* _STATED GOAL_:
Repeat all of the data precisely.

######

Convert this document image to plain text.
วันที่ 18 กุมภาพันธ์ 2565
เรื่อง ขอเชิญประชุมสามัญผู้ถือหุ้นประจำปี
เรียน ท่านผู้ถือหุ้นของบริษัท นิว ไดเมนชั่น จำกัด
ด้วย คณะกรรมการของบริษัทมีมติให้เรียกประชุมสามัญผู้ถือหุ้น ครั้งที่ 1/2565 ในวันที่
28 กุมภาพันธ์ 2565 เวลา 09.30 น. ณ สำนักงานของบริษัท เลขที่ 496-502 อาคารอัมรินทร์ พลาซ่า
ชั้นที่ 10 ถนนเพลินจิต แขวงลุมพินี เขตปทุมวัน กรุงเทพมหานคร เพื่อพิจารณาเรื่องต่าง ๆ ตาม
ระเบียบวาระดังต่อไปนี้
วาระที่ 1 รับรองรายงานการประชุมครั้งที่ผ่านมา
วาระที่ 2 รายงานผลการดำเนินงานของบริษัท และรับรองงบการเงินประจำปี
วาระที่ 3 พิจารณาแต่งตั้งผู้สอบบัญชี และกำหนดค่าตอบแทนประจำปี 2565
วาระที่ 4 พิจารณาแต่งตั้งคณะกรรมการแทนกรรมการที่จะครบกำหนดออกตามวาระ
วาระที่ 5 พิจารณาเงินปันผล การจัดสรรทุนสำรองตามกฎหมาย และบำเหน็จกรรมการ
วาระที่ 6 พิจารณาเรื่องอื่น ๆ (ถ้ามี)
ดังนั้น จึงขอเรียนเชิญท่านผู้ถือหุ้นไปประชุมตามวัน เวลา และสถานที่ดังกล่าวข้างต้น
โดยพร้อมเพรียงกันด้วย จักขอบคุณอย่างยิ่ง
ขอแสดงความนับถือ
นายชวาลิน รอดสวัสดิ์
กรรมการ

######

* _EXPECTED ANSWER_:
Convert this document image to plain text.
วันที่ 18 กุมภาพันธ์ 2565
เรื่อง ขอเชิญประชุมสามัญผู้ถือหุ้นประจำปี
เรียน ท่านผู้ถือหุ้นของบริษัท นิว ไดเมนชั่น จำกัด
ด้วย คณะกรรมการของบริษัทมีมติให้เรียกประชุมสามัญผู้ถือหุ้น ครั้งที่ 1/2565 ในวันที่
28 กุมภาพันธ์ 2565 เวลา 09.30 น. ณ สำนักงานของบริษัท เลขที่ 496-502 อาคารอัมรินทร์ พลาซ่า
ชั้นที่ 10 ถนนเพลินจิต แขวงลุมพินี เขตปทุมวัน กรุงเทพมหานคร เพื่อพิจารณาเรื่องต่าง ๆ ตาม
ระเบียบวาระดังต่อไปนี้
วาระที่ 1 รับรองรายงานการประชุมครั้งที่ผ่านมา
วาระที่ 2 รายงานผลการดำเนินงานของบริษัท และรับรองงบการเงินประจำปี
วาระที่ 3 พิจารณาแต่งตั้งผู้สอบบัญชี และกำหนดค่าตอบแทนประจำปี 2565
วาระที่ 4 พิจารณาแต่งตั้งคณะกรรมการแทนกรรมการที่จะครบกำหนดออกตามวาระ
วาระที่ 5 พิจารณาเงินปันผล การจัดสรรทุนสำรองตามกฎหมาย และบำเหน็จกรรมการ
วาระที่ 6 พิจารณาเรื่องอื่น ๆ (ถ้ามี)
ดังนั้น จึงขอเรียนเชิญท่านผู้ถือหุ้นไปประชุมตามวัน เวลา และสถานที่ดังกล่าวข้างต้น
โดยพร้อมเพรียงกันด้วย จักขอบคุณอย่างยิ่ง
ขอแสดงความนับถือ
นายชวาลิน รอดสวัสดิ์
กรรมการ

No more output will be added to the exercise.